**What to do:** The entries below are to be transcribed in full, without their images.

**Supplied material:**
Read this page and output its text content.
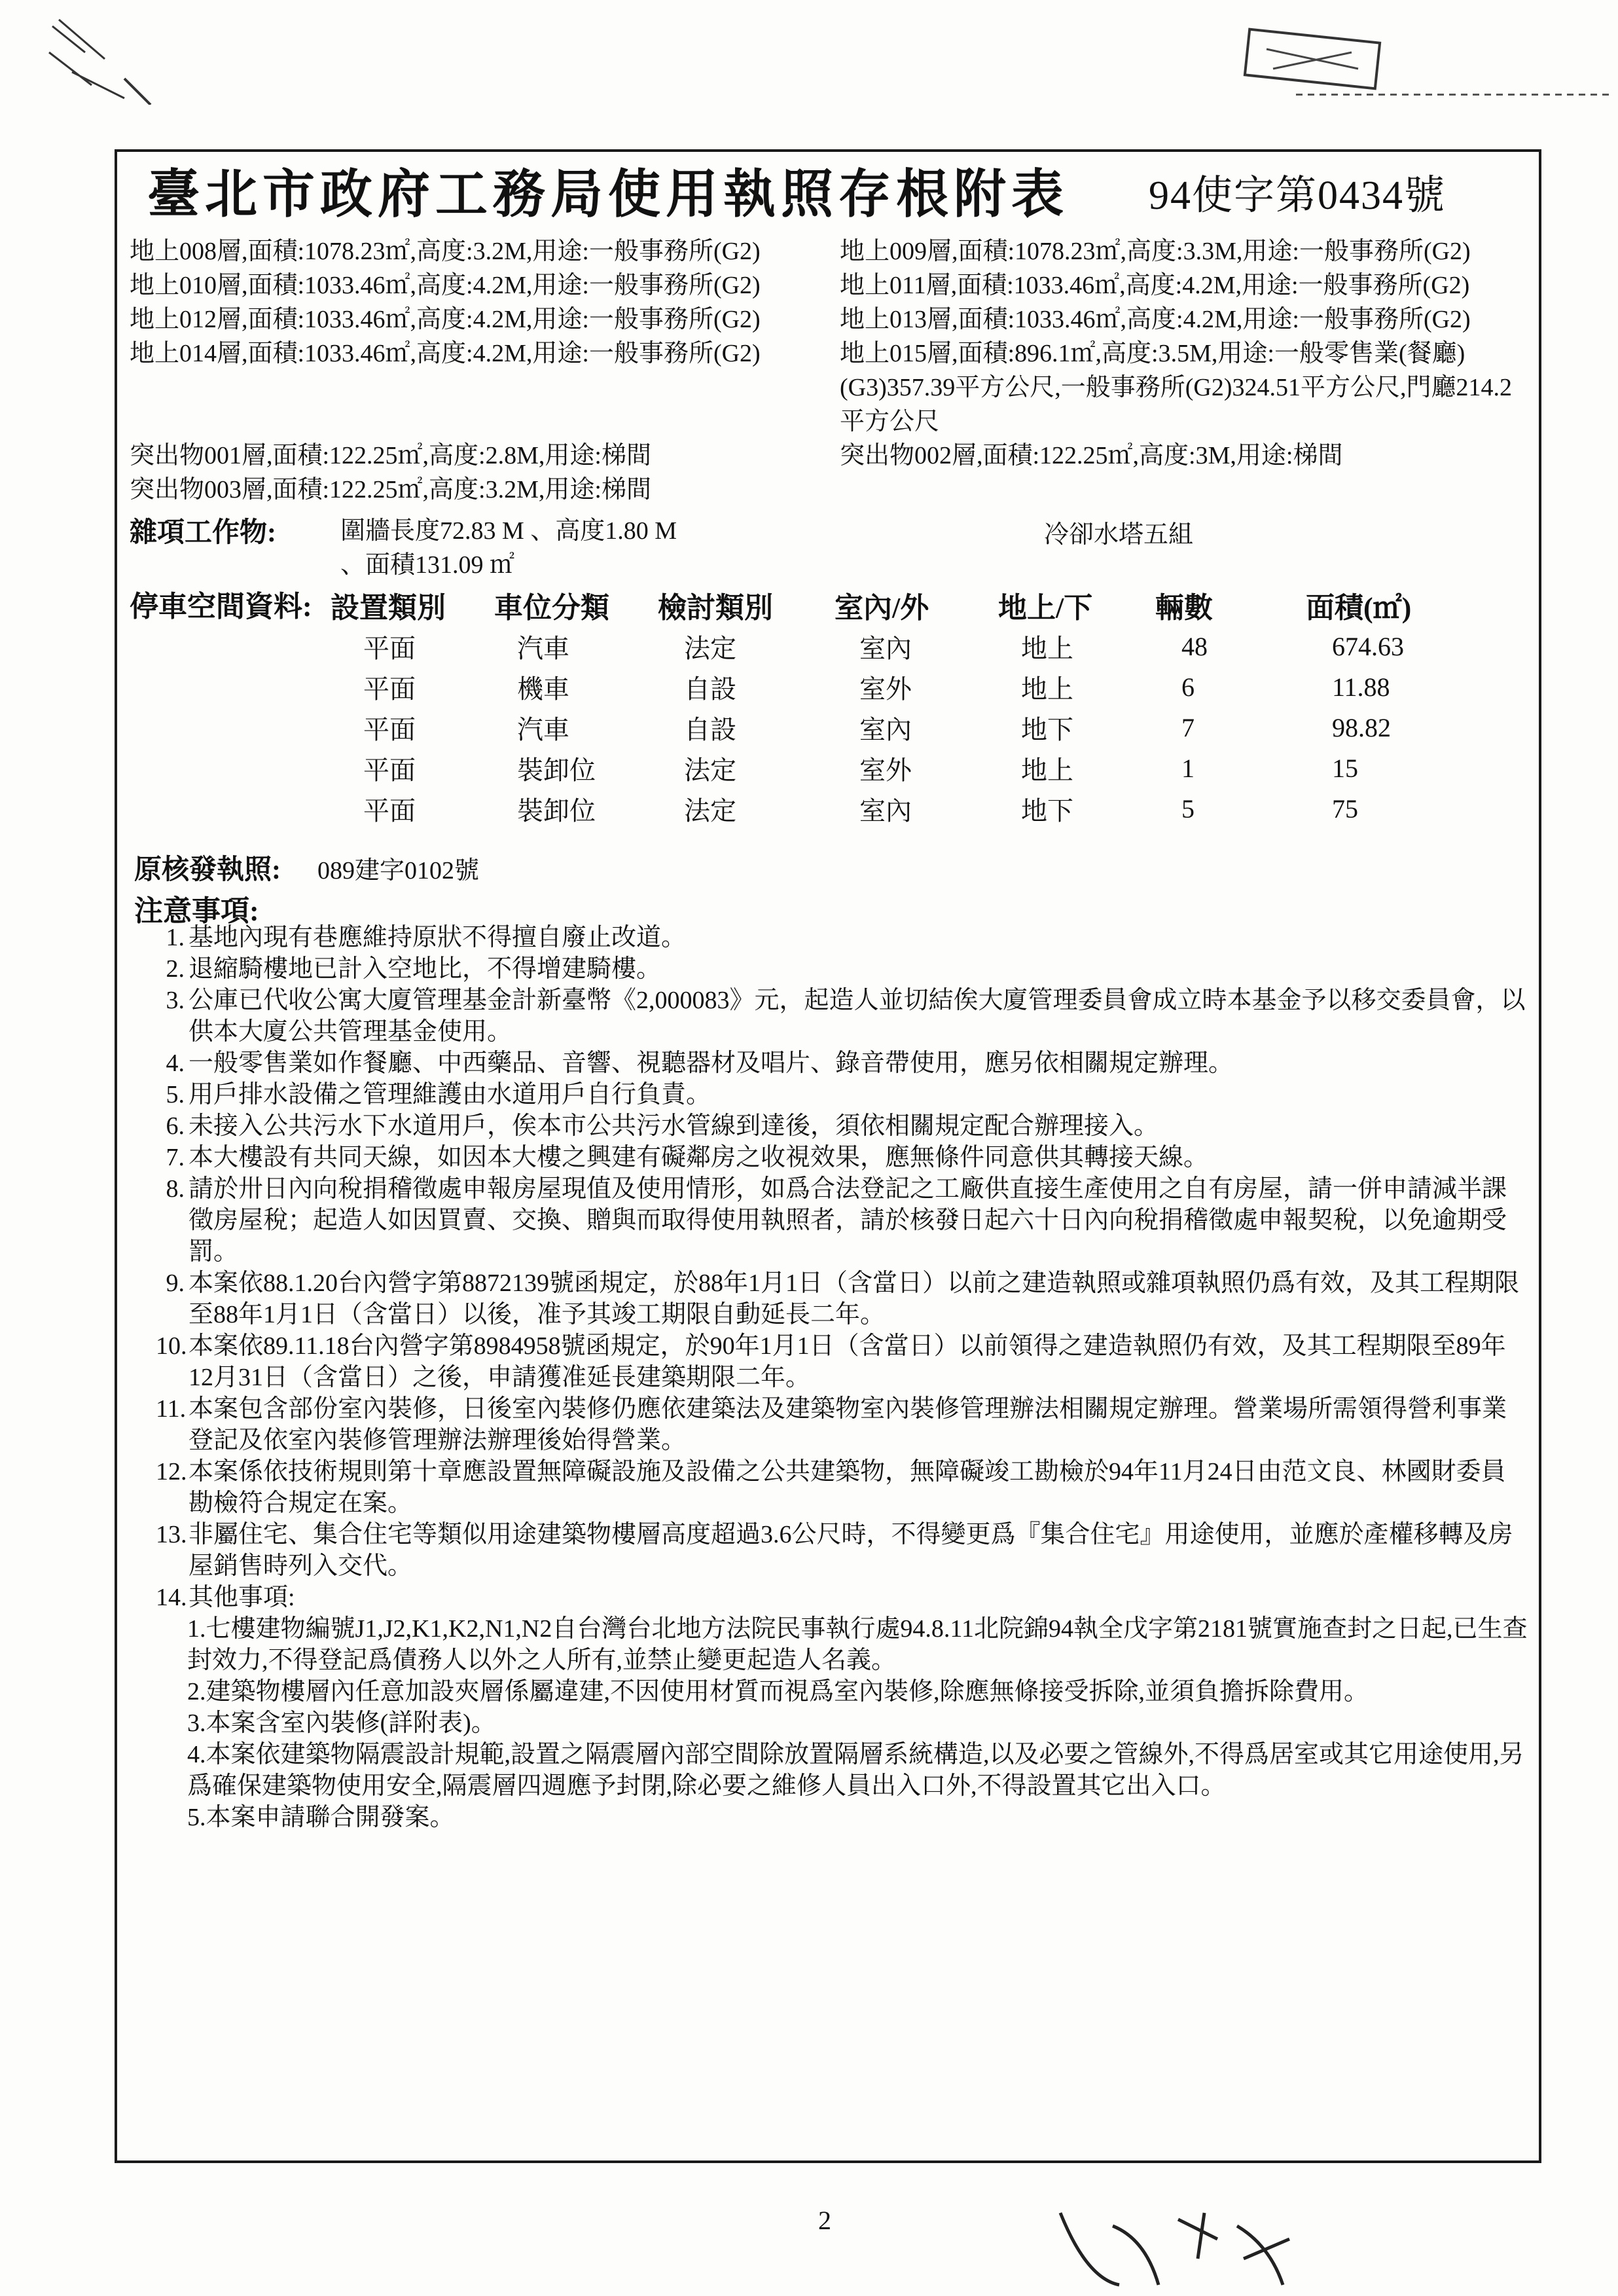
臺北市政府工務局使用執照存根附表 94使字第0434號
地上008層,面積:1078.23㎡,高度:3.2M,用途:一般事務所(G2)	地上009層,面積:1078.23㎡,高度:3.3M,用途:一般事務所(G2)
地上010層,面積:1033.46㎡,高度:4.2M,用途:一般事務所(G2)	地上011層,面積:1033.46㎡,高度:4.2M,用途:一般事務所(G2)
地上012層,面積:1033.46㎡,高度:4.2M,用途:一般事務所(G2)	地上013層,面積:1033.46㎡,高度:4.2M,用途:一般事務所(G2)
地上014層,面積:1033.46㎡,高度:4.2M,用途:一般事務所(G2)	地上015層,面積:896.1㎡,高度:3.5M,用途:一般零售業(餐廳)(G3)357.39平方公尺,一般事務所(G2)324.51平方公尺,門廳214.2平方公尺
突出物001層,面積:122.25㎡,高度:2.8M,用途:梯間	突出物002層,面積:122.25㎡,高度:3M,用途:梯間
突出物003層,面積:122.25㎡,高度:3.2M,用途:梯間
雜項工作物:	圍牆長度72.83 M 、高度1.80 M
、面積131.09 ㎡
冷卻水塔五組
停車空間資料: 設置類別	車位分類	檢討類別	室內/外	地上/下	輛數	面積(㎡)
平面	汽車	法定	室內	地上	48	674.63
平面	機車	自設	室外	地上	6	11.88
平面	汽車	自設	室內	地下	7	98.82
平面	裝卸位	法定	室外	地上	1	15
平面	裝卸位	法定	室內	地下	5	75
原核發執照: 089建字0102號
注意事項:
1. 基地內現有巷應維持原狀不得擅自廢止改道。
2. 退縮騎樓地已計入空地比，不得增建騎樓。
3. 公庫已代收公寓大廈管理基金計新臺幣《2,000083》元，起造人並切結俟大廈管理委員會成立時本基金予以移交委員會，以供本大廈公共管理基金使用。
4. 一般零售業如作餐廳、中西藥品、音響、視聽器材及唱片、錄音帶使用，應另依相關規定辦理。
5. 用戶排水設備之管理維護由水道用戶自行負責。
6. 未接入公共污水下水道用戶，俟本市公共污水管線到達後，須依相關規定配合辦理接入。
7. 本大樓設有共同天線，如因本大樓之興建有礙鄰房之收視效果，應無條件同意供其轉接天線。
8. 請於卅日內向稅捐稽徵處申報房屋現值及使用情形，如爲合法登記之工廠供直接生產使用之自有房屋，請一併申請減半課徵房屋稅；起造人如因買賣、交換、贈與而取得使用執照者，請於核發日起六十日內向稅捐稽徵處申報契稅，以免逾期受罰。
9. 本案依88.1.20台內營字第8872139號函規定，於88年1月1日（含當日）以前之建造執照或雜項執照仍爲有效，及其工程期限至88年1月1日（含當日）以後，准予其竣工期限自動延長二年。
10. 本案依89.11.18台內營字第8984958號函規定，於90年1月1日（含當日）以前領得之建造執照仍有效，及其工程期限至89年12月31日（含當日）之後，申請獲准延長建築期限二年。
11. 本案包含部份室內裝修，日後室內裝修仍應依建築法及建築物室內裝修管理辦法相關規定辦理。營業場所需領得營利事業登記及依室內裝修管理辦法辦理後始得營業。
12. 本案係依技術規則第十章應設置無障礙設施及設備之公共建築物，無障礙竣工勘檢於94年11月24日由范文良、林國財委員勘檢符合規定在案。
13. 非屬住宅、集合住宅等類似用途建築物樓層高度超過3.6公尺時，不得變更爲『集合住宅』用途使用，並應於產權移轉及房屋銷售時列入交代。
14. 其他事項:
1.七樓建物編號J1,J2,K1,K2,N1,N2自台灣台北地方法院民事執行處94.8.11北院錦94執全戊字第2181號實施查封之日起,已生查封效力,不得登記爲債務人以外之人所有,並禁止變更起造人名義。
2.建築物樓層內任意加設夾層係屬違建,不因使用材質而視爲室內裝修,除應無條接受拆除,並須負擔拆除費用。
3.本案含室內裝修(詳附表)。
4.本案依建築物隔震設計規範,設置之隔震層內部空間除放置隔層系統構造,以及必要之管線外,不得爲居室或其它用途使用,另爲確保建築物使用安全,隔震層四週應予封閉,除必要之維修人員出入口外,不得設置其它出入口。
5.本案申請聯合開發案。
2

**Final result:**
Read this page and output its text content.
臺北市政府工務局使用執照存根附表 94使字第0434號
地上008層,面積:1078.23㎡,高度:3.2M,用途:一般事務所(G2)	地上009層,面積:1078.23㎡,高度:3.3M,用途:一般事務所(G2)
地上010層,面積:1033.46㎡,高度:4.2M,用途:一般事務所(G2)	地上011層,面積:1033.46㎡,高度:4.2M,用途:一般事務所(G2)
地上012層,面積:1033.46㎡,高度:4.2M,用途:一般事務所(G2)	地上013層,面積:1033.46㎡,高度:4.2M,用途:一般事務所(G2)
地上014層,面積:1033.46㎡,高度:4.2M,用途:一般事務所(G2)	地上015層,面積:896.1㎡,高度:3.5M,用途:一般零售業(餐廳)(G3)357.39平方公尺,一般事務所(G2)324.51平方公尺,門廳214.2平方公尺
突出物001層,面積:122.25㎡,高度:2.8M,用途:梯間	突出物002層,面積:122.25㎡,高度:3M,用途:梯間
突出物003層,面積:122.25㎡,高度:3.2M,用途:梯間
雜項工作物:	圍牆長度72.83 M 、高度1.80 M
、面積131.09 ㎡
冷卻水塔五組
停車空間資料: 設置類別	車位分類	檢討類別	室內/外	地上/下	輛數	面積(㎡)
平面	汽車	法定	室內	地上	48	674.63
平面	機車	自設	室外	地上	6	11.88
平面	汽車	自設	室內	地下	7	98.82
平面	裝卸位	法定	室外	地上	1	15
平面	裝卸位	法定	室內	地下	5	75
原核發執照: 089建字0102號
注意事項:
1. 基地內現有巷應維持原狀不得擅自廢止改道。
2. 退縮騎樓地已計入空地比，不得增建騎樓。
3. 公庫已代收公寓大廈管理基金計新臺幣《2,000083》元，起造人並切結俟大廈管理委員會成立時本基金予以移交委員會，以供本大廈公共管理基金使用。
4. 一般零售業如作餐廳、中西藥品、音響、視聽器材及唱片、錄音帶使用，應另依相關規定辦理。
5. 用戶排水設備之管理維護由水道用戶自行負責。
6. 未接入公共污水下水道用戶，俟本市公共污水管線到達後，須依相關規定配合辦理接入。
7. 本大樓設有共同天線，如因本大樓之興建有礙鄰房之收視效果，應無條件同意供其轉接天線。
8. 請於卅日內向稅捐稽徵處申報房屋現值及使用情形，如爲合法登記之工廠供直接生產使用之自有房屋，請一併申請減半課徵房屋稅；起造人如因買賣、交換、贈與而取得使用執照者，請於核發日起六十日內向稅捐稽徵處申報契稅，以免逾期受罰。
9. 本案依88.1.20台內營字第8872139號函規定，於88年1月1日（含當日）以前之建造執照或雜項執照仍爲有效，及其工程期限至88年1月1日（含當日）以後，准予其竣工期限自動延長二年。
10. 本案依89.11.18台內營字第8984958號函規定，於90年1月1日（含當日）以前領得之建造執照仍有效，及其工程期限至89年12月31日（含當日）之後，申請獲准延長建築期限二年。
11. 本案包含部份室內裝修，日後室內裝修仍應依建築法及建築物室內裝修管理辦法相關規定辦理。營業場所需領得營利事業登記及依室內裝修管理辦法辦理後始得營業。
12. 本案係依技術規則第十章應設置無障礙設施及設備之公共建築物，無障礙竣工勘檢於94年11月24日由范文良、林國財委員勘檢符合規定在案。
13. 非屬住宅、集合住宅等類似用途建築物樓層高度超過3.6公尺時，不得變更爲『集合住宅』用途使用，並應於產權移轉及房屋銷售時列入交代。
14. 其他事項:
1.七樓建物編號J1,J2,K1,K2,N1,N2自台灣台北地方法院民事執行處94.8.11北院錦94執全戊字第2181號實施查封之日起,已生查封效力,不得登記爲債務人以外之人所有,並禁止變更起造人名義。
2.建築物樓層內任意加設夾層係屬違建,不因使用材質而視爲室內裝修,除應無條接受拆除,並須負擔拆除費用。
3.本案含室內裝修(詳附表)。
4.本案依建築物隔震設計規範,設置之隔震層內部空間除放置隔層系統構造,以及必要之管線外,不得爲居室或其它用途使用,另爲確保建築物使用安全,隔震層四週應予封閉,除必要之維修人員出入口外,不得設置其它出入口。
5.本案申請聯合開發案。
2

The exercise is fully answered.